[Stored data entries]
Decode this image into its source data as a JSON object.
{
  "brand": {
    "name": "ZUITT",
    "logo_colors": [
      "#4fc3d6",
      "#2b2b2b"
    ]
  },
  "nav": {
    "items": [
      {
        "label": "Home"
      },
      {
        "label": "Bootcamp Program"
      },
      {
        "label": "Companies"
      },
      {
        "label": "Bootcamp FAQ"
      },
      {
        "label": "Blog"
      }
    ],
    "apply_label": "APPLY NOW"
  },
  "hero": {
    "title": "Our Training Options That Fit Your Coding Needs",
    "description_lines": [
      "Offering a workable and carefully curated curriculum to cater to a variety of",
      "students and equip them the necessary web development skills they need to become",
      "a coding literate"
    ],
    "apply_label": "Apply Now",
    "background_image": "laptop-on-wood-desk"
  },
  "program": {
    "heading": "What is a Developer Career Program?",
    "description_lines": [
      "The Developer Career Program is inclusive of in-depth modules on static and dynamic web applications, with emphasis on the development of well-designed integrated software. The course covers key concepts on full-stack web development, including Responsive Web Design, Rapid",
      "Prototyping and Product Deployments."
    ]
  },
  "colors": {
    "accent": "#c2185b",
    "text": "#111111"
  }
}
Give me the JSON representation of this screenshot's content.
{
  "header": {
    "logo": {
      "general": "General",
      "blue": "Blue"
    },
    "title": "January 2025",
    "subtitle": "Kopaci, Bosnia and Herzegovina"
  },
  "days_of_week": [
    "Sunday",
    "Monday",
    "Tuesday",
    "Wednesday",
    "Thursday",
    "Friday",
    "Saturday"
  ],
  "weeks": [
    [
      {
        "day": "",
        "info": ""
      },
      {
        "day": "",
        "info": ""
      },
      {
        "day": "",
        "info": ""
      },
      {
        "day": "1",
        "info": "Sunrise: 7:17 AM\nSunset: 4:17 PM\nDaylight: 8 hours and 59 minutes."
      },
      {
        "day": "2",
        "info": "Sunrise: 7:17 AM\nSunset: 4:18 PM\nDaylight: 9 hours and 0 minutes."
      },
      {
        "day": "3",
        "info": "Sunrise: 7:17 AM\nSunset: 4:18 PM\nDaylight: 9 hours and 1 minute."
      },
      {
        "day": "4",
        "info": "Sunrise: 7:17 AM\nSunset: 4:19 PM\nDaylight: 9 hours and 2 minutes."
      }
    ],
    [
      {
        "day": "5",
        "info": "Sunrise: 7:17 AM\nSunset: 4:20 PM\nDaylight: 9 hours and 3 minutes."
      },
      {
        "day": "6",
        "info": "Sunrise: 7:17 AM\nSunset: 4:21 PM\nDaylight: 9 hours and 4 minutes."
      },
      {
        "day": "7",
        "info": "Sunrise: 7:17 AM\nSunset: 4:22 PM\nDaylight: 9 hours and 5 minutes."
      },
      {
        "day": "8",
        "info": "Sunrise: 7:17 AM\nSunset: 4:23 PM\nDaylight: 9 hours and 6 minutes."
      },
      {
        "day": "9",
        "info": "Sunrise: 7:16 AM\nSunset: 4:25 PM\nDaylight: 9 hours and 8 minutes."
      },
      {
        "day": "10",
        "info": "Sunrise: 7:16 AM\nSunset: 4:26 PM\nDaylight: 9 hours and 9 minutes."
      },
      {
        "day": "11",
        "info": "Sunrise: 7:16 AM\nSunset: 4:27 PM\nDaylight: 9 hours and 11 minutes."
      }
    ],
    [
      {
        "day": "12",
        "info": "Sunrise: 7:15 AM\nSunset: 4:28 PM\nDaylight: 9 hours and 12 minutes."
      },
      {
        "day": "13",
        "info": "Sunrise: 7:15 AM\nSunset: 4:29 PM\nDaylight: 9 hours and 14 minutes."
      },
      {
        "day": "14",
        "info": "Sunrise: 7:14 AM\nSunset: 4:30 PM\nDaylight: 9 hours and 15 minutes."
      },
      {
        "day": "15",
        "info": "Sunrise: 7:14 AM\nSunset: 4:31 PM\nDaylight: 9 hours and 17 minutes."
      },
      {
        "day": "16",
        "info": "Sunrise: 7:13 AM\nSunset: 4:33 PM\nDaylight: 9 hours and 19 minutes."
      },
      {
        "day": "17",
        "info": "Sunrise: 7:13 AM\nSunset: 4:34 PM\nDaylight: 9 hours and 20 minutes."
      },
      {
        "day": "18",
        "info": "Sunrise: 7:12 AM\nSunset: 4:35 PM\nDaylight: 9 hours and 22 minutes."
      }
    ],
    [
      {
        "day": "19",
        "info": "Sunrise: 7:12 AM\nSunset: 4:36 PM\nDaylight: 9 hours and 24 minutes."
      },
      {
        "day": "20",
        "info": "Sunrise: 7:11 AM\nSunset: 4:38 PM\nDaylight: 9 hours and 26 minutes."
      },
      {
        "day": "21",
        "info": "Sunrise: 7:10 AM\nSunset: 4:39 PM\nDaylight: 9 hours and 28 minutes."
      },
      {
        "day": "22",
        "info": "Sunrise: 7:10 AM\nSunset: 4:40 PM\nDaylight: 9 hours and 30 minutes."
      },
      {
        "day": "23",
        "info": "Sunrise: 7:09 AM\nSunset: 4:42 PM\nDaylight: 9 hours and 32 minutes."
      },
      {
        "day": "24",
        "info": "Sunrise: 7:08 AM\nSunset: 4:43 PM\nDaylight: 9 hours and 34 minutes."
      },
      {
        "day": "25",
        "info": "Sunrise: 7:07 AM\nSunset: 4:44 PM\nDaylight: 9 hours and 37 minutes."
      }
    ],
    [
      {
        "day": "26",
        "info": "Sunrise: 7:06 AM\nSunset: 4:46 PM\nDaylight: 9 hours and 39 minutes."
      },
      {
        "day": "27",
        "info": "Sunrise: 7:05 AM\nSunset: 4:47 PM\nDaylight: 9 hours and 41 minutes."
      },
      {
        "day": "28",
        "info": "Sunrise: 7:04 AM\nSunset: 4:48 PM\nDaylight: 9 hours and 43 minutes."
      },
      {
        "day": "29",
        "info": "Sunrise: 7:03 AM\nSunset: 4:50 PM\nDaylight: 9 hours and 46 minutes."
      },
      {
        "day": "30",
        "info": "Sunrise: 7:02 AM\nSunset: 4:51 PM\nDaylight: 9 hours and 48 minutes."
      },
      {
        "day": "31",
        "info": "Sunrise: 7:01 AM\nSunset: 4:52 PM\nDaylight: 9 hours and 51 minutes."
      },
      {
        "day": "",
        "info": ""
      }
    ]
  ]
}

#### [PROBLEM TO WORK ON]
Check each line above for the string "JSON" and show the ones that have it.

#### [ANSWER TO THIS PROBLEM]
Decode this image into its source data as a JSON object.
Give me the JSON representation of this screenshot's content.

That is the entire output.